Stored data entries
-------------------------
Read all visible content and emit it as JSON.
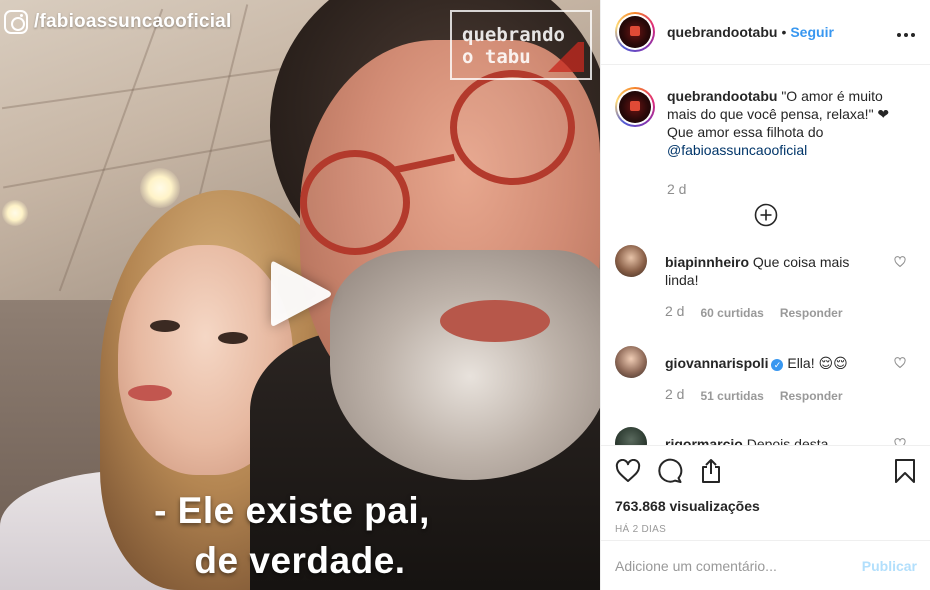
{
  "video": {
    "watermark": "/fabioassuncaooficial",
    "logo_text_line1": "quebrando",
    "logo_text_line2": "o tabu",
    "subtitle_line1": "- Ele existe pai,",
    "subtitle_line2": "de verdade."
  },
  "header": {
    "username": "quebrandootabu",
    "separator": "•",
    "follow_label": "Seguir",
    "more_label": "•••"
  },
  "caption": {
    "username": "quebrandootabu",
    "text": "\"O amor é muito mais do que você pensa, relaxa!\" ❤ Que amor essa filhota do",
    "mention": "@fabioassuncaooficial",
    "time": "2 d"
  },
  "comments": [
    {
      "username": "biapinnheiro",
      "text": "Que coisa mais linda!",
      "time": "2 d",
      "likes": "60 curtidas",
      "reply": "Responder",
      "verified": false
    },
    {
      "username": "giovannarispoli",
      "text": "Ella! 😌😌",
      "time": "2 d",
      "likes": "51 curtidas",
      "reply": "Responder",
      "verified": true
    },
    {
      "username": "rigormarcio",
      "text": "Depois desta",
      "verified": false
    }
  ],
  "stats": {
    "views": "763.868 visualizações",
    "posted": "HÁ 2 DIAS"
  },
  "comment_box": {
    "placeholder": "Adicione um comentário...",
    "publish_label": "Publicar"
  },
  "colors": {
    "link_blue": "#3897f0",
    "publish_disabled": "#b2dffc",
    "muted": "#8e8e8e"
  }
}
-------------------------
Short task: Retype each record exactly as it stands, but do not include the pictures.

Finished task:
Read all visible content and emit it as JSON.
{
  "video": {
    "watermark": "/fabioassuncaooficial",
    "logo_text_line1": "quebrando",
    "logo_text_line2": "o tabu",
    "subtitle_line1": "- Ele existe pai,",
    "subtitle_line2": "de verdade."
  },
  "header": {
    "username": "quebrandootabu",
    "separator": "•",
    "follow_label": "Seguir",
    "more_label": "•••"
  },
  "caption": {
    "username": "quebrandootabu",
    "text": "\"O amor é muito mais do que você pensa, relaxa!\" ❤ Que amor essa filhota do",
    "mention": "@fabioassuncaooficial",
    "time": "2 d"
  },
  "comments": [
    {
      "username": "biapinnheiro",
      "text": "Que coisa mais linda!",
      "time": "2 d",
      "likes": "60 curtidas",
      "reply": "Responder",
      "verified": false
    },
    {
      "username": "giovannarispoli",
      "text": "Ella! 😌😌",
      "time": "2 d",
      "likes": "51 curtidas",
      "reply": "Responder",
      "verified": true
    },
    {
      "username": "rigormarcio",
      "text": "Depois desta",
      "verified": false
    }
  ],
  "stats": {
    "views": "763.868 visualizações",
    "posted": "HÁ 2 DIAS"
  },
  "comment_box": {
    "placeholder": "Adicione um comentário...",
    "publish_label": "Publicar"
  },
  "colors": {
    "link_blue": "#3897f0",
    "publish_disabled": "#b2dffc",
    "muted": "#8e8e8e"
  }
}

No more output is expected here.